Task requirements: State how many lines of the entries hold the string "Geld". Reply with the number alone.
START Supplied records
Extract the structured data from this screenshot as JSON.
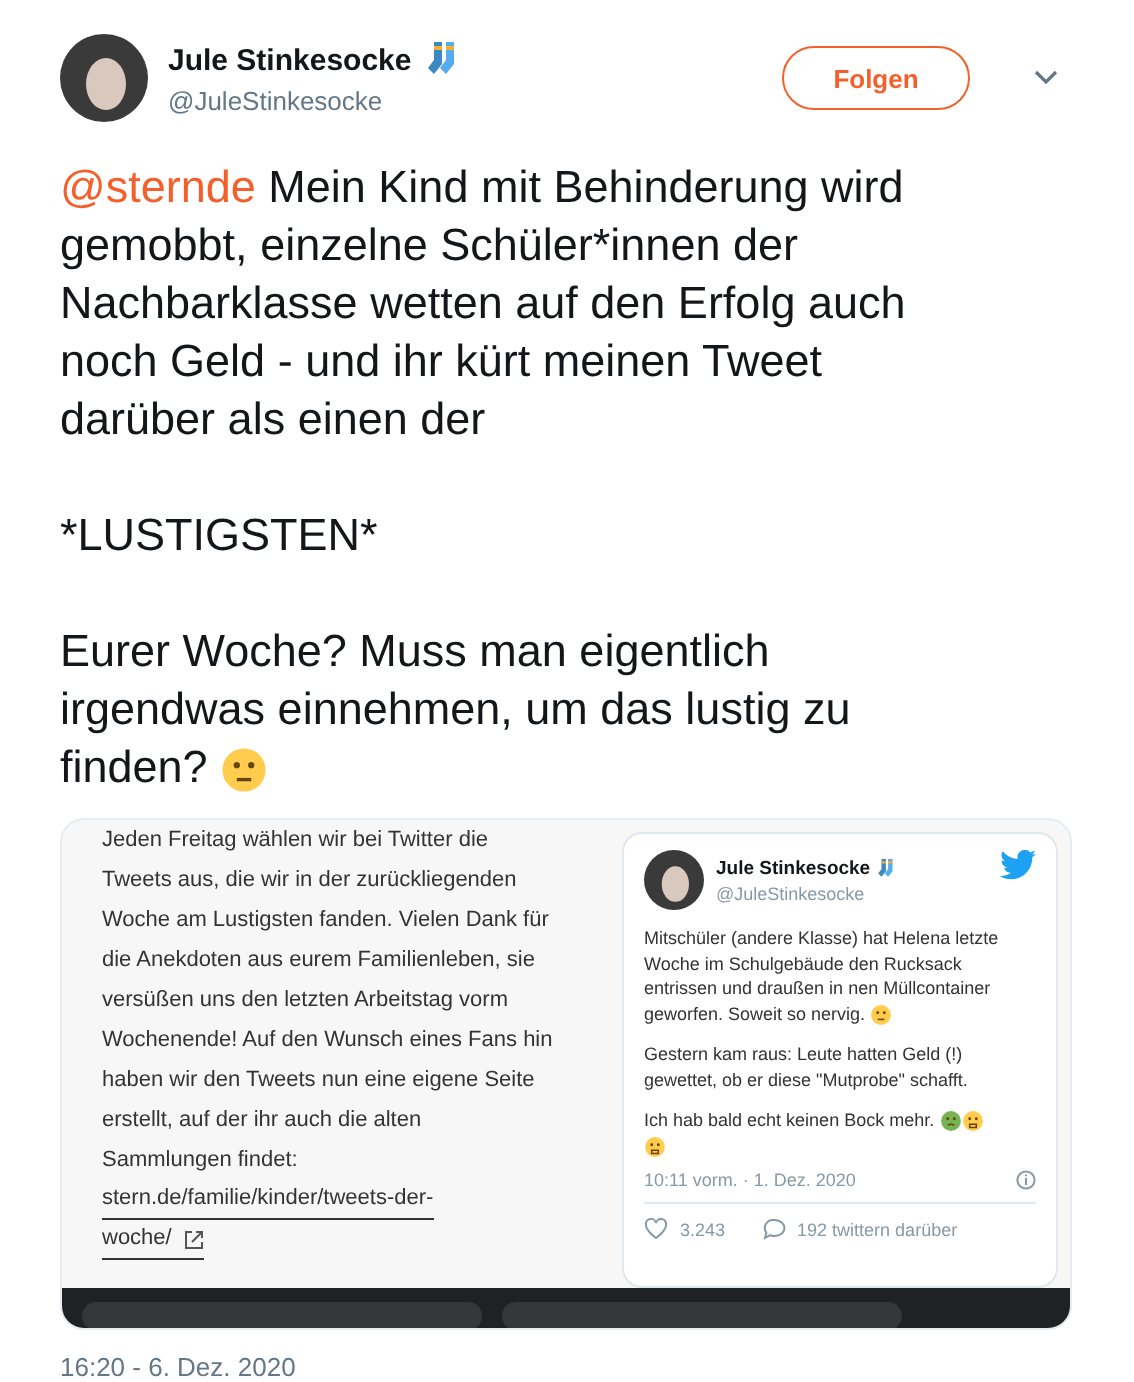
{
  "author": {
    "name": "Jule Stinkesocke",
    "handle": "@JuleStinkesocke",
    "follow_button": "Folgen"
  },
  "tweet": {
    "paragraphs": [
      {
        "mention": "@sternde",
        "text": "Mein Kind mit Behinderung wird gemobbt, einzelne Schüler*innen der Nachbarklasse wetten auf den Erfolg auch noch Geld - und ihr kürt meinen Tweet darüber als einen der"
      },
      {
        "text": "*LUSTIGSTEN*"
      },
      {
        "text": "Eurer Woche? Muss man eigentlich irgendwas einnehmen, um das lustig zu finden?"
      }
    ]
  },
  "media": {
    "article_text": "Jeden Freitag wählen wir bei Twitter die Tweets aus, die wir in der zurückliegenden Woche am Lustigsten fanden. Vielen Dank für die Anekdoten aus eurem Familienleben, sie versüßen uns den letzten Arbeitstag vorm Wochenende! Auf den Wunsch eines Fans hin haben wir den Tweets nun eine eigene Seite erstellt, auf der ihr auch die alten Sammlungen findet:",
    "link_lines": [
      "stern.de/familie/kinder/tweets-der-",
      "woche/"
    ],
    "embedded_tweet": {
      "name": "Jule Stinkesocke",
      "handle": "@JuleStinkesocke",
      "paragraphs": [
        "Mitschüler (andere Klasse) hat Helena letzte Woche im Schulgebäude den Rucksack entrissen und draußen in nen Müllcontainer geworfen. Soweit so nervig.",
        "Gestern kam raus: Leute hatten Geld (!) gewettet, ob er diese \"Mutprobe\" schafft.",
        "Ich hab bald echt keinen Bock mehr."
      ],
      "time": "10:11 vorm. · 1. Dez. 2020",
      "likes": "3.243",
      "replies": "192 twittern darüber"
    }
  },
  "timestamp": "16:20 - 6. Dez. 2020"
}
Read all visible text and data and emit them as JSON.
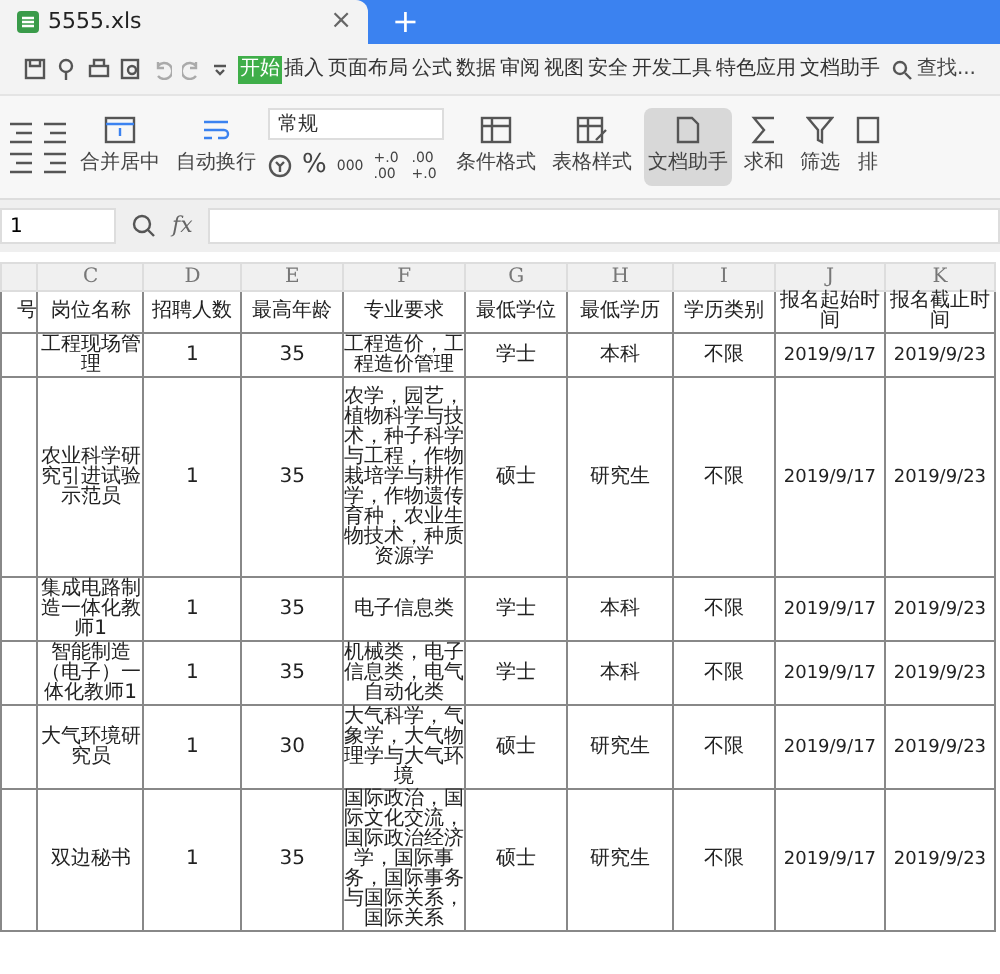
{
  "tabs": [
    {
      "label": "5555.xls",
      "selected": true,
      "close": "×"
    }
  ],
  "new_tab": "+",
  "menu": [
    {
      "label": "开始",
      "selected": true
    },
    {
      "label": "插入",
      "selected": false
    },
    {
      "label": "页面布局",
      "selected": false
    },
    {
      "label": "公式",
      "selected": false
    },
    {
      "label": "数据",
      "selected": false
    },
    {
      "label": "审阅",
      "selected": false
    },
    {
      "label": "视图",
      "selected": false
    },
    {
      "label": "安全",
      "selected": false
    },
    {
      "label": "开发工具",
      "selected": false
    },
    {
      "label": "特色应用",
      "selected": false
    },
    {
      "label": "文档助手",
      "selected": false
    }
  ],
  "search": "查找...",
  "ribbon": {
    "merge": "合并居中",
    "wrap": "自动换行",
    "format_value": "常规",
    "percent": "%",
    "thousands": "000",
    "dec_inc": "+.0 .00",
    "dec_dec": ".00 +.0",
    "conditional": "条件格式",
    "table_style": "表格样式",
    "assistant": {
      "label": "文档助手",
      "selected": true
    },
    "sum": "求和",
    "filter": "筛选",
    "sort": "排"
  },
  "formula_bar": {
    "cell_ref": "1",
    "fx": "fx"
  },
  "columns": [
    "C",
    "D",
    "E",
    "F",
    "G",
    "H",
    "I",
    "J",
    "K"
  ],
  "first_column_header": "号",
  "table": {
    "header": [
      "岗位名称",
      "招聘人数",
      "最高年龄",
      "专业要求",
      "最低学位",
      "最低学历",
      "学历类别",
      "报名起始时间",
      "报名截止时间"
    ],
    "rows": [
      [
        "工程现场管理",
        "1",
        "35",
        "工程造价，工程造价管理",
        "学士",
        "本科",
        "不限",
        "2019/9/17",
        "2019/9/23"
      ],
      [
        "农业科学研究引进试验示范员",
        "1",
        "35",
        "农学，园艺，植物科学与技术，种子科学与工程，作物栽培学与耕作学，作物遗传育种，农业生物技术，种质资源学",
        "硕士",
        "研究生",
        "不限",
        "2019/9/17",
        "2019/9/23"
      ],
      [
        "集成电路制造一体化教师1",
        "1",
        "35",
        "电子信息类",
        "学士",
        "本科",
        "不限",
        "2019/9/17",
        "2019/9/23"
      ],
      [
        "智能制造（电子）一体化教师1",
        "1",
        "35",
        "机械类，电子信息类，电气自动化类",
        "学士",
        "本科",
        "不限",
        "2019/9/17",
        "2019/9/23"
      ],
      [
        "大气环境研究员",
        "1",
        "30",
        "大气科学，气象学，大气物理学与大气环境",
        "硕士",
        "研究生",
        "不限",
        "2019/9/17",
        "2019/9/23"
      ],
      [
        "双边秘书",
        "1",
        "35",
        "国际政治，国际文化交流，国际政治经济学，国际事务，国际事务与国际关系，国际关系",
        "硕士",
        "研究生",
        "不限",
        "2019/9/17",
        "2019/9/23"
      ]
    ]
  }
}
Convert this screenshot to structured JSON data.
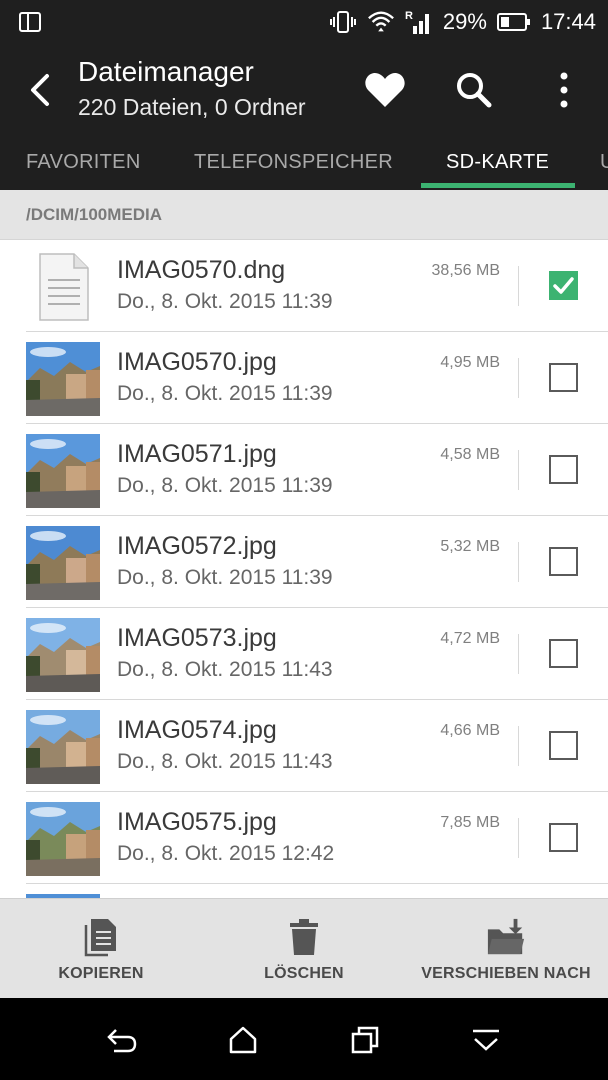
{
  "status_bar": {
    "battery_percent": "29%",
    "time": "17:44",
    "icons": [
      "multi-window-icon",
      "vibrate-icon",
      "wifi-icon",
      "signal-roaming-icon",
      "battery-icon"
    ]
  },
  "app_bar": {
    "title": "Dateimanager",
    "subtitle": "220 Dateien, 0 Ordner",
    "actions": [
      "favorite-icon",
      "search-icon",
      "overflow-menu-icon"
    ]
  },
  "tabs": [
    {
      "label": "FAVORITEN",
      "active": false
    },
    {
      "label": "TELEFONSPEICHER",
      "active": false
    },
    {
      "label": "SD-KARTE",
      "active": true
    },
    {
      "label": "U",
      "active": false
    }
  ],
  "path": "/DCIM/100MEDIA",
  "files": [
    {
      "name": "IMAG0570.dng",
      "date": "Do., 8. Okt. 2015 11:39",
      "size": "38,56 MB",
      "type": "document",
      "checked": true
    },
    {
      "name": "IMAG0570.jpg",
      "date": "Do., 8. Okt. 2015 11:39",
      "size": "4,95 MB",
      "type": "photo",
      "checked": false
    },
    {
      "name": "IMAG0571.jpg",
      "date": "Do., 8. Okt. 2015 11:39",
      "size": "4,58 MB",
      "type": "photo",
      "checked": false
    },
    {
      "name": "IMAG0572.jpg",
      "date": "Do., 8. Okt. 2015 11:39",
      "size": "5,32 MB",
      "type": "photo",
      "checked": false
    },
    {
      "name": "IMAG0573.jpg",
      "date": "Do., 8. Okt. 2015 11:43",
      "size": "4,72 MB",
      "type": "photo",
      "checked": false
    },
    {
      "name": "IMAG0574.jpg",
      "date": "Do., 8. Okt. 2015 11:43",
      "size": "4,66 MB",
      "type": "photo",
      "checked": false
    },
    {
      "name": "IMAG0575.jpg",
      "date": "Do., 8. Okt. 2015 12:42",
      "size": "7,85 MB",
      "type": "photo",
      "checked": false
    }
  ],
  "bottom_actions": [
    {
      "label": "KOPIEREN",
      "icon": "copy-icon"
    },
    {
      "label": "LÖSCHEN",
      "icon": "trash-icon"
    },
    {
      "label": "VERSCHIEBEN NACH",
      "icon": "move-folder-icon"
    }
  ],
  "nav_bar": [
    "back-nav-icon",
    "home-nav-icon",
    "recents-nav-icon",
    "hide-nav-icon"
  ],
  "colors": {
    "bar_background": "#1f1f1f",
    "accent": "#3cb371",
    "action_bar_background": "#e3e3e3"
  }
}
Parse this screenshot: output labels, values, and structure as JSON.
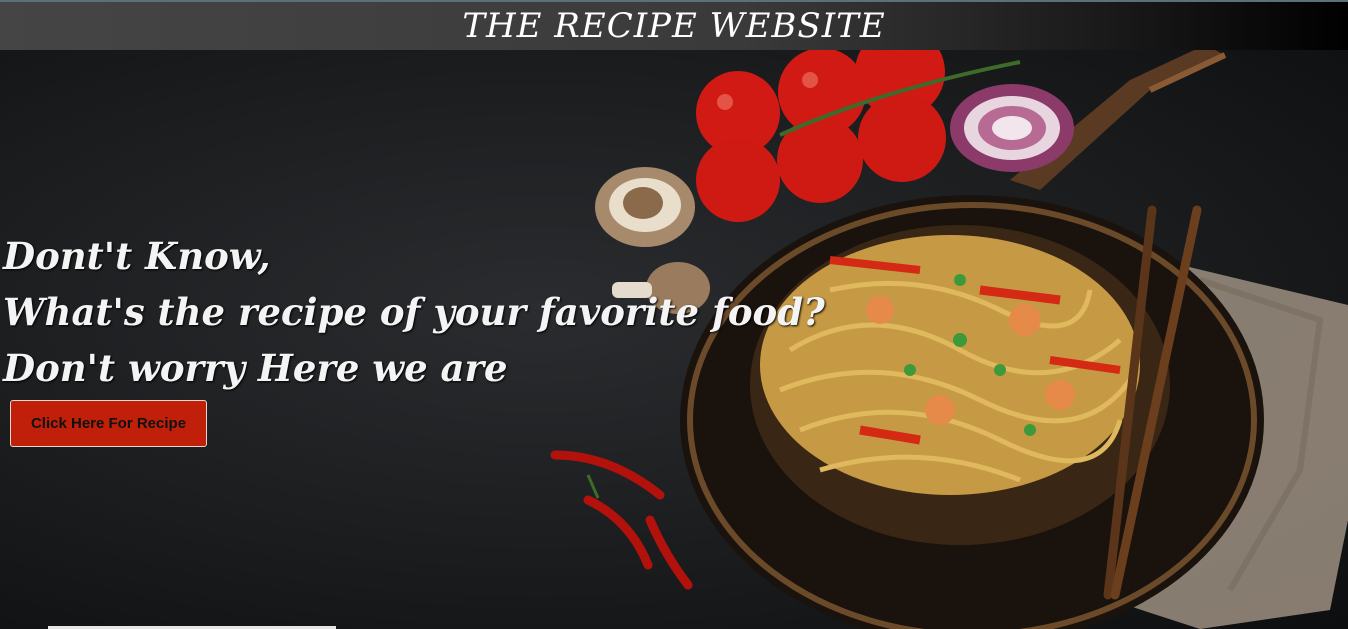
{
  "header": {
    "title": "THE RECIPE WEBSITE"
  },
  "hero": {
    "headline_lines": [
      "Dont't Know,",
      "What's the recipe of your favorite food?",
      "Don't worry Here we are"
    ],
    "cta_label": "Click Here For Recipe"
  },
  "colors": {
    "header_bg": "#404040",
    "cta_bg": "#c0200a",
    "hero_bg": "#1b1d1f"
  }
}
END Supplied records
Response to this exercise: 2